■ **Problem**
Would you repeat the lines from the one with "Convert this screenshot" through the final line, both included, and nothing else? No pictures belong in the copy.

+-------+

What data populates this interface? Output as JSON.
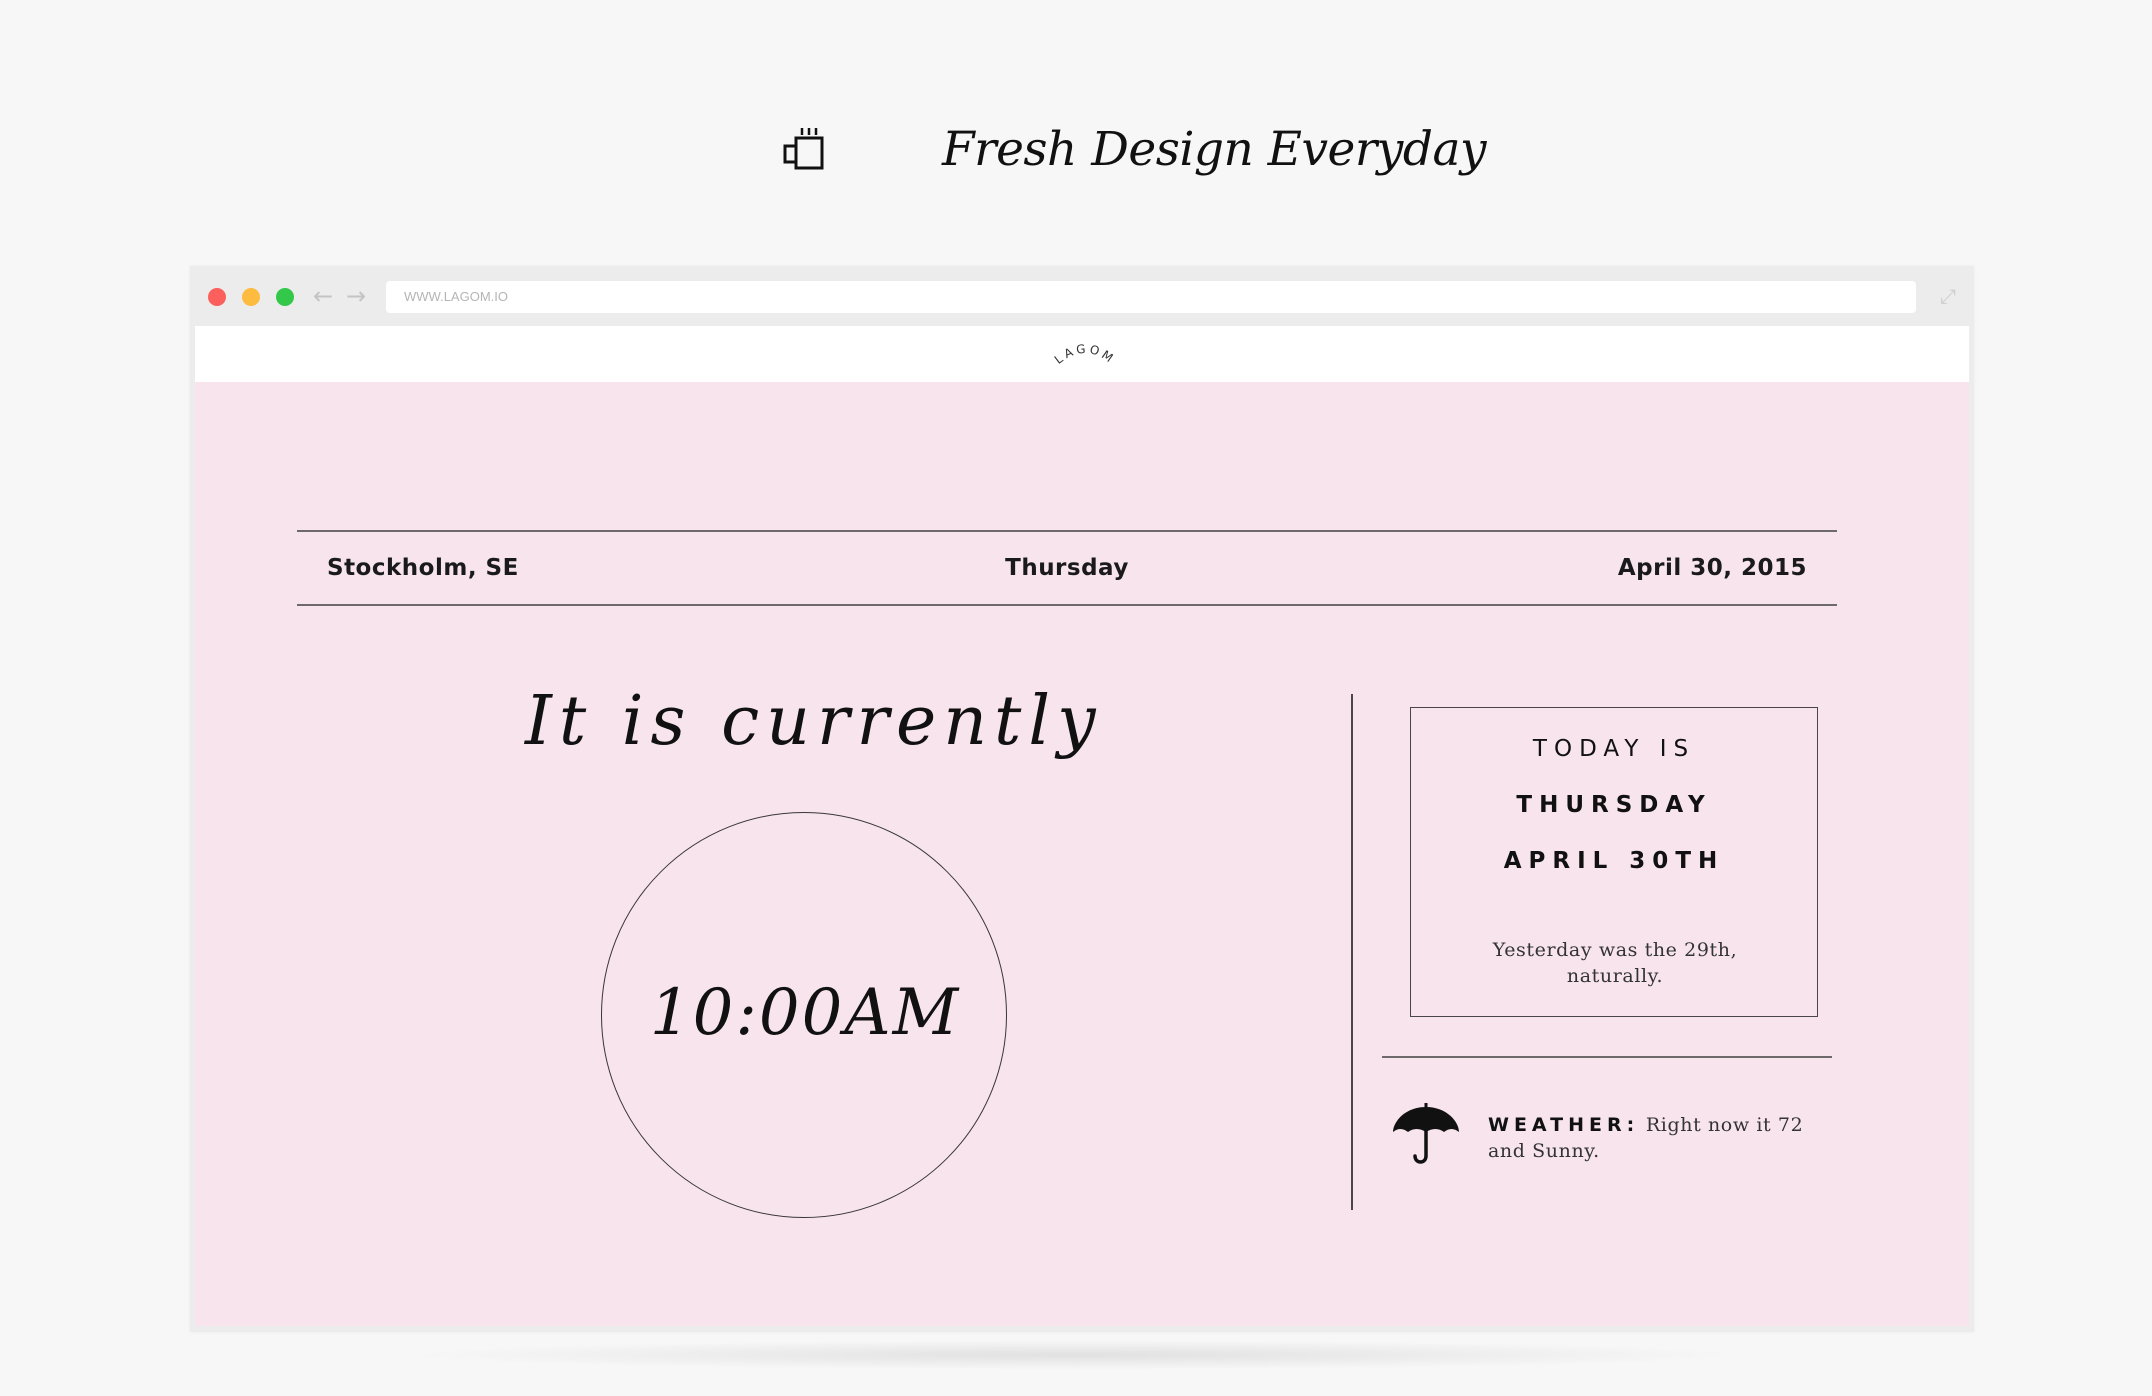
{
  "brand": {
    "tagline": "Fresh Design Everyday",
    "icon": "coffee-cup-icon"
  },
  "browser": {
    "url": "WWW.LAGOM.IO",
    "back_icon": "←",
    "forward_icon": "→",
    "expand_icon": "⤢"
  },
  "site": {
    "logo": "LAGOM"
  },
  "infobar": {
    "location": "Stockholm, SE",
    "weekday": "Thursday",
    "date": "April 30, 2015"
  },
  "clock": {
    "label": "It is currently",
    "time": "10:00AM"
  },
  "today": {
    "line1": "TODAY IS",
    "line2": "THURSDAY",
    "line3": "APRIL 30TH",
    "note": "Yesterday was the 29th, naturally."
  },
  "weather": {
    "icon": "umbrella-icon",
    "label": "WEATHER:",
    "text": "Right now it 72 and Sunny."
  },
  "colors": {
    "page_background": "#f7f7f7",
    "content_pink": "#f7e4ec",
    "close": "#fc605c",
    "minimize": "#fdbc40",
    "zoom": "#34c84a"
  }
}
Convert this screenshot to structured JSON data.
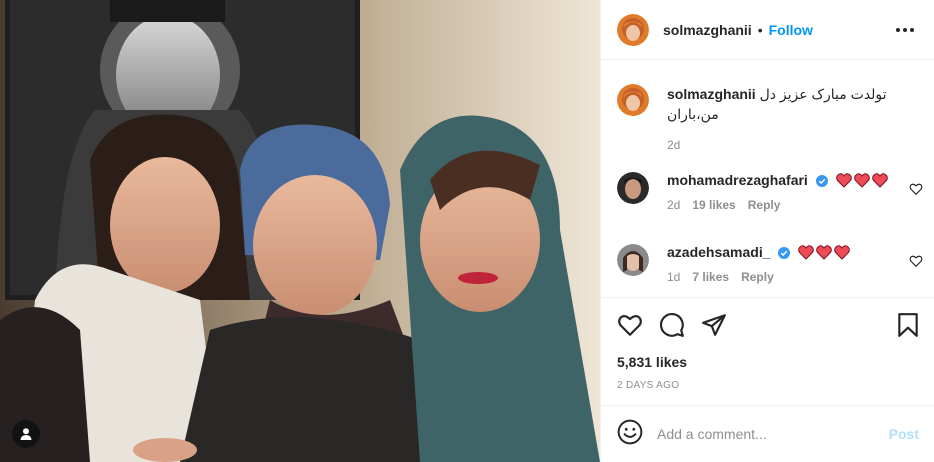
{
  "post": {
    "author": "solmazghanii",
    "follow_label": "Follow",
    "separator": "•",
    "caption": "تولدت مبارک عزیز دل من،باران",
    "caption_age": "2d",
    "likes": "5,831 likes",
    "timestamp": "2 DAYS AGO"
  },
  "comments": [
    {
      "user": "mohamadrezaghafari",
      "verified": true,
      "hearts": 3,
      "age": "2d",
      "likes": "19 likes",
      "reply": "Reply"
    },
    {
      "user": "azadehsamadi_",
      "verified": true,
      "hearts": 3,
      "age": "1d",
      "likes": "7 likes",
      "reply": "Reply"
    }
  ],
  "composer": {
    "placeholder": "Add a comment...",
    "post_label": "Post"
  },
  "colors": {
    "link": "#0095f6",
    "post_disabled": "#b2dffc",
    "secondary_text": "#8e8e8e",
    "heart_red": "#ed4956",
    "verified_blue": "#3897f0"
  },
  "icons": [
    "user-tag-icon",
    "more-options-icon",
    "heart-icon",
    "comment-icon",
    "share-icon",
    "bookmark-icon",
    "emoji-icon",
    "verified-icon"
  ]
}
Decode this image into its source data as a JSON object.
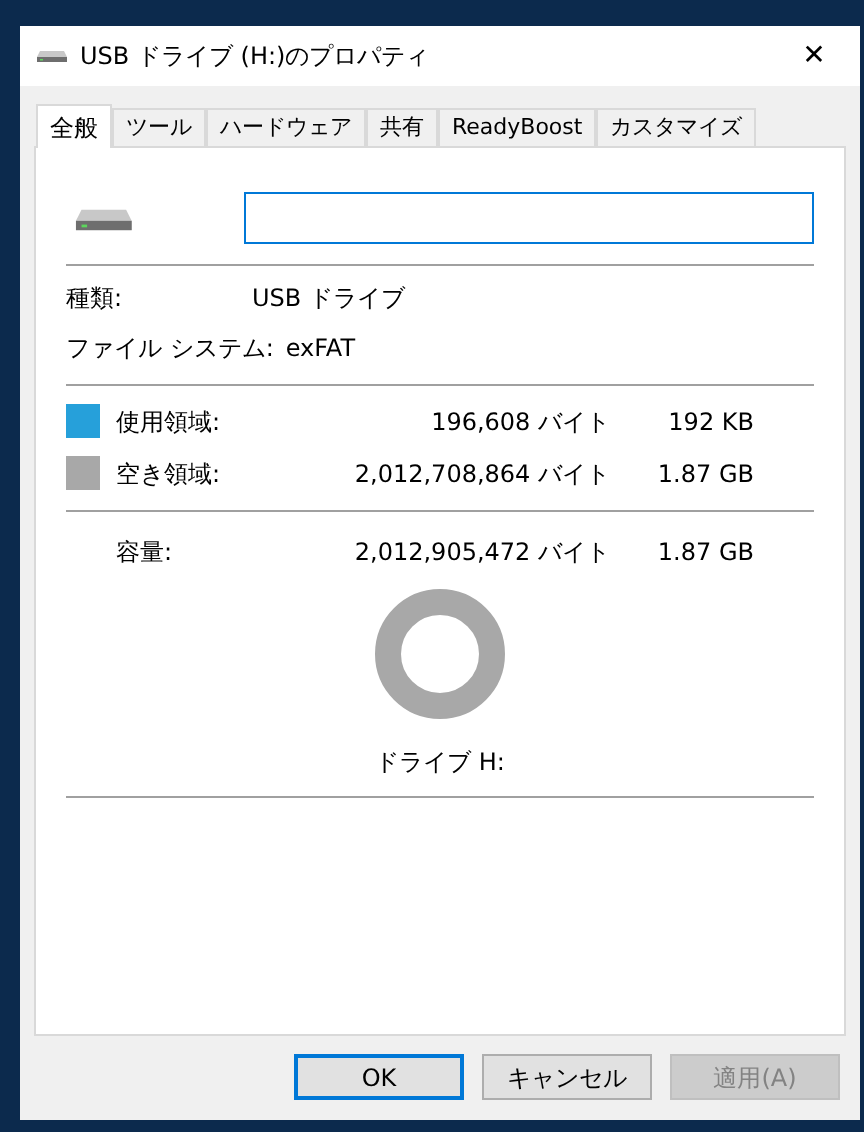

+-------+

■ **Expected output**
Convert this screenshot to structured JSON data.
{
  "post": {
    "author": "solmazghanii",
    "follow_label": "Follow",
    "separator": "•",
    "caption": "تولدت مبارک عزیز دل من،باران",
    "caption_age": "2d",
    "likes": "5,831 likes",
    "timestamp": "2 DAYS AGO"
  },
  "comments": [
    {
      "user": "mohamadrezaghafari",
      "verified": true,
      "hearts": 3,
      "age": "2d",
      "likes": "19 likes",
      "reply": "Reply"
    },
    {
      "user": "azadehsamadi_",
      "verified": true,
      "hearts": 3,
      "age": "1d",
      "likes": "7 likes",
      "reply": "Reply"
    }
  ],
  "composer": {
    "placeholder": "Add a comment...",
    "post_label": "Post"
  },
  "colors": {
    "link": "#0095f6",
    "post_disabled": "#b2dffc",
    "secondary_text": "#8e8e8e",
    "heart_red": "#ed4956",
    "verified_blue": "#3897f0"
  },
  "icons": [
    "user-tag-icon",
    "more-options-icon",
    "heart-icon",
    "comment-icon",
    "share-icon",
    "bookmark-icon",
    "emoji-icon",
    "verified-icon"
  ]
}
Decode this image into its source data as a JSON object.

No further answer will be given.